▸ **DATA FOR THIS EXERCISE**:
'''

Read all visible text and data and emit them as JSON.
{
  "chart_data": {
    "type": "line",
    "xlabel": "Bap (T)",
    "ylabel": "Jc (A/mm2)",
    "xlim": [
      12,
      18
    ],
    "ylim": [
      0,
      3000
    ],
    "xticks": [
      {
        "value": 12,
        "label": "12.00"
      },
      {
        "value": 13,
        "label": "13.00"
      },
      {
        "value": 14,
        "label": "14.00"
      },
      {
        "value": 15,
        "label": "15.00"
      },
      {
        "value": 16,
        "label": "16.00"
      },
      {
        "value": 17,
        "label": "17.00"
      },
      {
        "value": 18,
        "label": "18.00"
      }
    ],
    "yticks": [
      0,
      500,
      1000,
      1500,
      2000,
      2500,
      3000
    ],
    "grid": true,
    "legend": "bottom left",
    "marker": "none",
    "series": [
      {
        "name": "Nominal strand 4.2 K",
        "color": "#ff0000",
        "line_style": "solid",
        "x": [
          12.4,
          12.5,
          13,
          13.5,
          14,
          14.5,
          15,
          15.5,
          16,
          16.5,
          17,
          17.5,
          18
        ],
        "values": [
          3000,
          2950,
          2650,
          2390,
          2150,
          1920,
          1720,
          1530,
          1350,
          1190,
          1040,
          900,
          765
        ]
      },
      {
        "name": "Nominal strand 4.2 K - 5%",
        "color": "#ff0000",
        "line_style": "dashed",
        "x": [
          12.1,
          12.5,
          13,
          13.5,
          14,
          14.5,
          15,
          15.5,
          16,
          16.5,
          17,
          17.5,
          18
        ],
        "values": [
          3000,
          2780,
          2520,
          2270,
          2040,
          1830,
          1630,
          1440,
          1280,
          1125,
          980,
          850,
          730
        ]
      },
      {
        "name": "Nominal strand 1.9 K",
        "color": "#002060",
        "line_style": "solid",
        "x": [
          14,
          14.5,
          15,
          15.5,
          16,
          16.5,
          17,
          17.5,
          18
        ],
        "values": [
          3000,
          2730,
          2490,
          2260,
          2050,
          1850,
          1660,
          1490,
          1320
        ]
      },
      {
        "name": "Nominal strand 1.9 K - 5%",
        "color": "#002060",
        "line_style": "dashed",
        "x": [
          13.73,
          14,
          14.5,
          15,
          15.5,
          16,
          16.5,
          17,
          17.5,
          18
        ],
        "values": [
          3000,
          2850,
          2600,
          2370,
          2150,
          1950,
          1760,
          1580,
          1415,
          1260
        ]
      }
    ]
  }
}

'''

▸ **EXERCISE REQUIREMENTS**:
Go through the records and print each one exactly.

▸ **ANSWER FOR THE TASK**:
Read all visible text and data and emit them as JSON.
{
  "chart_data": {
    "type": "line",
    "xlabel": "Bap (T)",
    "ylabel": "Jc (A/mm2)",
    "xlim": [
      12,
      18
    ],
    "ylim": [
      0,
      3000
    ],
    "xticks": [
      {
        "value": 12,
        "label": "12.00"
      },
      {
        "value": 13,
        "label": "13.00"
      },
      {
        "value": 14,
        "label": "14.00"
      },
      {
        "value": 15,
        "label": "15.00"
      },
      {
        "value": 16,
        "label": "16.00"
      },
      {
        "value": 17,
        "label": "17.00"
      },
      {
        "value": 18,
        "label": "18.00"
      }
    ],
    "yticks": [
      0,
      500,
      1000,
      1500,
      2000,
      2500,
      3000
    ],
    "grid": true,
    "legend": "bottom left",
    "marker": "none",
    "series": [
      {
        "name": "Nominal strand 4.2 K",
        "color": "#ff0000",
        "line_style": "solid",
        "x": [
          12.4,
          12.5,
          13,
          13.5,
          14,
          14.5,
          15,
          15.5,
          16,
          16.5,
          17,
          17.5,
          18
        ],
        "values": [
          3000,
          2950,
          2650,
          2390,
          2150,
          1920,
          1720,
          1530,
          1350,
          1190,
          1040,
          900,
          765
        ]
      },
      {
        "name": "Nominal strand 4.2 K - 5%",
        "color": "#ff0000",
        "line_style": "dashed",
        "x": [
          12.1,
          12.5,
          13,
          13.5,
          14,
          14.5,
          15,
          15.5,
          16,
          16.5,
          17,
          17.5,
          18
        ],
        "values": [
          3000,
          2780,
          2520,
          2270,
          2040,
          1830,
          1630,
          1440,
          1280,
          1125,
          980,
          850,
          730
        ]
      },
      {
        "name": "Nominal strand 1.9 K",
        "color": "#002060",
        "line_style": "solid",
        "x": [
          14,
          14.5,
          15,
          15.5,
          16,
          16.5,
          17,
          17.5,
          18
        ],
        "values": [
          3000,
          2730,
          2490,
          2260,
          2050,
          1850,
          1660,
          1490,
          1320
        ]
      },
      {
        "name": "Nominal strand 1.9 K - 5%",
        "color": "#002060",
        "line_style": "dashed",
        "x": [
          13.73,
          14,
          14.5,
          15,
          15.5,
          16,
          16.5,
          17,
          17.5,
          18
        ],
        "values": [
          3000,
          2850,
          2600,
          2370,
          2150,
          1950,
          1760,
          1580,
          1415,
          1260
        ]
      }
    ]
  }
}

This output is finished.